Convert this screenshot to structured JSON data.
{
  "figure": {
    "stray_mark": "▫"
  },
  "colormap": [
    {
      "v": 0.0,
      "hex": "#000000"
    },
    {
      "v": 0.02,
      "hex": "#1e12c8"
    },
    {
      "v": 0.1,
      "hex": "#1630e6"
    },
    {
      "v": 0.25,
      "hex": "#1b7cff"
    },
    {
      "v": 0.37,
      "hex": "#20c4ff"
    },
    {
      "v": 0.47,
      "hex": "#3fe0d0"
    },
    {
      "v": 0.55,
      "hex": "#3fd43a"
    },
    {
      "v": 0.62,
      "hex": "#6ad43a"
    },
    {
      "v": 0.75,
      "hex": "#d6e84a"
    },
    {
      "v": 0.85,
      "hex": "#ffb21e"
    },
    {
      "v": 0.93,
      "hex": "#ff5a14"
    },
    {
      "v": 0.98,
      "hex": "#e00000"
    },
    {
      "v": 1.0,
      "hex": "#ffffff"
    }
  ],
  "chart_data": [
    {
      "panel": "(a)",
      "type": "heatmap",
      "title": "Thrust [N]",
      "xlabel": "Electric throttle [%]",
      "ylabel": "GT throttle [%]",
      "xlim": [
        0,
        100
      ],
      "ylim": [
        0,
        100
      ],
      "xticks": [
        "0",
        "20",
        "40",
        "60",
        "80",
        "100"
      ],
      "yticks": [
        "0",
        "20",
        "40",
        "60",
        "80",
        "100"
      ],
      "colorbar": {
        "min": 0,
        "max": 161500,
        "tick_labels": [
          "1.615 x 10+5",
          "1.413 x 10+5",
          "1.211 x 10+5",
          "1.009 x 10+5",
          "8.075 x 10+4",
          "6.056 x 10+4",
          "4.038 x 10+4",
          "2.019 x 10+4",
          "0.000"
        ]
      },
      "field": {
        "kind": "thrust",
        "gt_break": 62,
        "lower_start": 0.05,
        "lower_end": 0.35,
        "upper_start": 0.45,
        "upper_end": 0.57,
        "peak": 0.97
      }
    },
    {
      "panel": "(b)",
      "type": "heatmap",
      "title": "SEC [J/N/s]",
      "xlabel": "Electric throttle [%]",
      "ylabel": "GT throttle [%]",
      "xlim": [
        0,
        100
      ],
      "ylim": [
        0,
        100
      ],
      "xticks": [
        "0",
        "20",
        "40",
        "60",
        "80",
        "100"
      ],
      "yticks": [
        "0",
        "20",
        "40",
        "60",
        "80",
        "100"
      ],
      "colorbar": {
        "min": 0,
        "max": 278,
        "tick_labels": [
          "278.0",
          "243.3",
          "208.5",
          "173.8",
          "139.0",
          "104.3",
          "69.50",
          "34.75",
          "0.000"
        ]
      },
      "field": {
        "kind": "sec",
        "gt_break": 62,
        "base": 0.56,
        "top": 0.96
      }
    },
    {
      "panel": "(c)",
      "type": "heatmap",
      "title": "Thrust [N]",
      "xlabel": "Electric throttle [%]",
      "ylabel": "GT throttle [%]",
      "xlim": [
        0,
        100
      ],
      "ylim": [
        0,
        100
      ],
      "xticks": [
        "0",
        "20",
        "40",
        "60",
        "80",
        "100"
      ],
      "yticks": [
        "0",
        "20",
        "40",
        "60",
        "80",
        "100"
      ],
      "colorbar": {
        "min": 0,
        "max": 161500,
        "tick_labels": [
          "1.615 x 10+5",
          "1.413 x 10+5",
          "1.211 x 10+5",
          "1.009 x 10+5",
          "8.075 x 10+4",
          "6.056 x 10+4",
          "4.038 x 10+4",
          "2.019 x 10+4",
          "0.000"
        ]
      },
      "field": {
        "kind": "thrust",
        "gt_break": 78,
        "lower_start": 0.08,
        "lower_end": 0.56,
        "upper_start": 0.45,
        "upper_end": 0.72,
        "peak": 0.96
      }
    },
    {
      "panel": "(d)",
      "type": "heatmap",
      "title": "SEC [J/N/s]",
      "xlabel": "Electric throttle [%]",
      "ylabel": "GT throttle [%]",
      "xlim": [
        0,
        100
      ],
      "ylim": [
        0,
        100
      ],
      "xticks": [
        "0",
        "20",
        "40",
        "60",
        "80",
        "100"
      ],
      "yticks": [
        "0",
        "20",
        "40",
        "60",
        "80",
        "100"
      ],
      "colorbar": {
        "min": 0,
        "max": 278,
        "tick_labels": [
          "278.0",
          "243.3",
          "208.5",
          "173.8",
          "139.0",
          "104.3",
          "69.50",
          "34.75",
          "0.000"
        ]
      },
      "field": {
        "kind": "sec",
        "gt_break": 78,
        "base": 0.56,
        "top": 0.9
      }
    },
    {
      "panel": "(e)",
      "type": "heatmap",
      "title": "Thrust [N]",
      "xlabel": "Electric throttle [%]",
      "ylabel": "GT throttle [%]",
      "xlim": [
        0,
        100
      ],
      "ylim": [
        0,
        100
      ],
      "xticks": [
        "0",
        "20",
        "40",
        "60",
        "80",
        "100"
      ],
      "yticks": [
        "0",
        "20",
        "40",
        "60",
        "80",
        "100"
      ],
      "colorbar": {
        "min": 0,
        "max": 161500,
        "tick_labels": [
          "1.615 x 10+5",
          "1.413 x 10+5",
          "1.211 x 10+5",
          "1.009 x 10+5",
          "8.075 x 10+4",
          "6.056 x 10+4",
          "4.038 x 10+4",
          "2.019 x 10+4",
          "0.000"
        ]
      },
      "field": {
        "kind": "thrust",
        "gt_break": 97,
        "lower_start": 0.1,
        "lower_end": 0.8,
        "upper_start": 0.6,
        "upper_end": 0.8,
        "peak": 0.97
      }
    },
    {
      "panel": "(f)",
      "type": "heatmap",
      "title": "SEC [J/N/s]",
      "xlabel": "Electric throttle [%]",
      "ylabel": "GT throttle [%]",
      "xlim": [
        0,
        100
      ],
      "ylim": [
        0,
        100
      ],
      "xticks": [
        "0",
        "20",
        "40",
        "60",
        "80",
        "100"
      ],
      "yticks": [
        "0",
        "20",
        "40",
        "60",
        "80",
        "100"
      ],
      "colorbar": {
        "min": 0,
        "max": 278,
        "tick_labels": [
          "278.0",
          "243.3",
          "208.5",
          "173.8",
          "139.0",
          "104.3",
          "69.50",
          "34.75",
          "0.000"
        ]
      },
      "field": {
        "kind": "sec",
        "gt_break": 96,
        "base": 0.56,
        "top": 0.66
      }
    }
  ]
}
+===+
What the task asks -
Give the complete listing a second time, exactly as it reads.

Right answer -
Convert this screenshot to structured JSON data.
{
  "figure": {
    "stray_mark": "▫"
  },
  "colormap": [
    {
      "v": 0.0,
      "hex": "#000000"
    },
    {
      "v": 0.02,
      "hex": "#1e12c8"
    },
    {
      "v": 0.1,
      "hex": "#1630e6"
    },
    {
      "v": 0.25,
      "hex": "#1b7cff"
    },
    {
      "v": 0.37,
      "hex": "#20c4ff"
    },
    {
      "v": 0.47,
      "hex": "#3fe0d0"
    },
    {
      "v": 0.55,
      "hex": "#3fd43a"
    },
    {
      "v": 0.62,
      "hex": "#6ad43a"
    },
    {
      "v": 0.75,
      "hex": "#d6e84a"
    },
    {
      "v": 0.85,
      "hex": "#ffb21e"
    },
    {
      "v": 0.93,
      "hex": "#ff5a14"
    },
    {
      "v": 0.98,
      "hex": "#e00000"
    },
    {
      "v": 1.0,
      "hex": "#ffffff"
    }
  ],
  "chart_data": [
    {
      "panel": "(a)",
      "type": "heatmap",
      "title": "Thrust [N]",
      "xlabel": "Electric throttle [%]",
      "ylabel": "GT throttle [%]",
      "xlim": [
        0,
        100
      ],
      "ylim": [
        0,
        100
      ],
      "xticks": [
        "0",
        "20",
        "40",
        "60",
        "80",
        "100"
      ],
      "yticks": [
        "0",
        "20",
        "40",
        "60",
        "80",
        "100"
      ],
      "colorbar": {
        "min": 0,
        "max": 161500,
        "tick_labels": [
          "1.615 x 10+5",
          "1.413 x 10+5",
          "1.211 x 10+5",
          "1.009 x 10+5",
          "8.075 x 10+4",
          "6.056 x 10+4",
          "4.038 x 10+4",
          "2.019 x 10+4",
          "0.000"
        ]
      },
      "field": {
        "kind": "thrust",
        "gt_break": 62,
        "lower_start": 0.05,
        "lower_end": 0.35,
        "upper_start": 0.45,
        "upper_end": 0.57,
        "peak": 0.97
      }
    },
    {
      "panel": "(b)",
      "type": "heatmap",
      "title": "SEC [J/N/s]",
      "xlabel": "Electric throttle [%]",
      "ylabel": "GT throttle [%]",
      "xlim": [
        0,
        100
      ],
      "ylim": [
        0,
        100
      ],
      "xticks": [
        "0",
        "20",
        "40",
        "60",
        "80",
        "100"
      ],
      "yticks": [
        "0",
        "20",
        "40",
        "60",
        "80",
        "100"
      ],
      "colorbar": {
        "min": 0,
        "max": 278,
        "tick_labels": [
          "278.0",
          "243.3",
          "208.5",
          "173.8",
          "139.0",
          "104.3",
          "69.50",
          "34.75",
          "0.000"
        ]
      },
      "field": {
        "kind": "sec",
        "gt_break": 62,
        "base": 0.56,
        "top": 0.96
      }
    },
    {
      "panel": "(c)",
      "type": "heatmap",
      "title": "Thrust [N]",
      "xlabel": "Electric throttle [%]",
      "ylabel": "GT throttle [%]",
      "xlim": [
        0,
        100
      ],
      "ylim": [
        0,
        100
      ],
      "xticks": [
        "0",
        "20",
        "40",
        "60",
        "80",
        "100"
      ],
      "yticks": [
        "0",
        "20",
        "40",
        "60",
        "80",
        "100"
      ],
      "colorbar": {
        "min": 0,
        "max": 161500,
        "tick_labels": [
          "1.615 x 10+5",
          "1.413 x 10+5",
          "1.211 x 10+5",
          "1.009 x 10+5",
          "8.075 x 10+4",
          "6.056 x 10+4",
          "4.038 x 10+4",
          "2.019 x 10+4",
          "0.000"
        ]
      },
      "field": {
        "kind": "thrust",
        "gt_break": 78,
        "lower_start": 0.08,
        "lower_end": 0.56,
        "upper_start": 0.45,
        "upper_end": 0.72,
        "peak": 0.96
      }
    },
    {
      "panel": "(d)",
      "type": "heatmap",
      "title": "SEC [J/N/s]",
      "xlabel": "Electric throttle [%]",
      "ylabel": "GT throttle [%]",
      "xlim": [
        0,
        100
      ],
      "ylim": [
        0,
        100
      ],
      "xticks": [
        "0",
        "20",
        "40",
        "60",
        "80",
        "100"
      ],
      "yticks": [
        "0",
        "20",
        "40",
        "60",
        "80",
        "100"
      ],
      "colorbar": {
        "min": 0,
        "max": 278,
        "tick_labels": [
          "278.0",
          "243.3",
          "208.5",
          "173.8",
          "139.0",
          "104.3",
          "69.50",
          "34.75",
          "0.000"
        ]
      },
      "field": {
        "kind": "sec",
        "gt_break": 78,
        "base": 0.56,
        "top": 0.9
      }
    },
    {
      "panel": "(e)",
      "type": "heatmap",
      "title": "Thrust [N]",
      "xlabel": "Electric throttle [%]",
      "ylabel": "GT throttle [%]",
      "xlim": [
        0,
        100
      ],
      "ylim": [
        0,
        100
      ],
      "xticks": [
        "0",
        "20",
        "40",
        "60",
        "80",
        "100"
      ],
      "yticks": [
        "0",
        "20",
        "40",
        "60",
        "80",
        "100"
      ],
      "colorbar": {
        "min": 0,
        "max": 161500,
        "tick_labels": [
          "1.615 x 10+5",
          "1.413 x 10+5",
          "1.211 x 10+5",
          "1.009 x 10+5",
          "8.075 x 10+4",
          "6.056 x 10+4",
          "4.038 x 10+4",
          "2.019 x 10+4",
          "0.000"
        ]
      },
      "field": {
        "kind": "thrust",
        "gt_break": 97,
        "lower_start": 0.1,
        "lower_end": 0.8,
        "upper_start": 0.6,
        "upper_end": 0.8,
        "peak": 0.97
      }
    },
    {
      "panel": "(f)",
      "type": "heatmap",
      "title": "SEC [J/N/s]",
      "xlabel": "Electric throttle [%]",
      "ylabel": "GT throttle [%]",
      "xlim": [
        0,
        100
      ],
      "ylim": [
        0,
        100
      ],
      "xticks": [
        "0",
        "20",
        "40",
        "60",
        "80",
        "100"
      ],
      "yticks": [
        "0",
        "20",
        "40",
        "60",
        "80",
        "100"
      ],
      "colorbar": {
        "min": 0,
        "max": 278,
        "tick_labels": [
          "278.0",
          "243.3",
          "208.5",
          "173.8",
          "139.0",
          "104.3",
          "69.50",
          "34.75",
          "0.000"
        ]
      },
      "field": {
        "kind": "sec",
        "gt_break": 96,
        "base": 0.56,
        "top": 0.66
      }
    }
  ]
}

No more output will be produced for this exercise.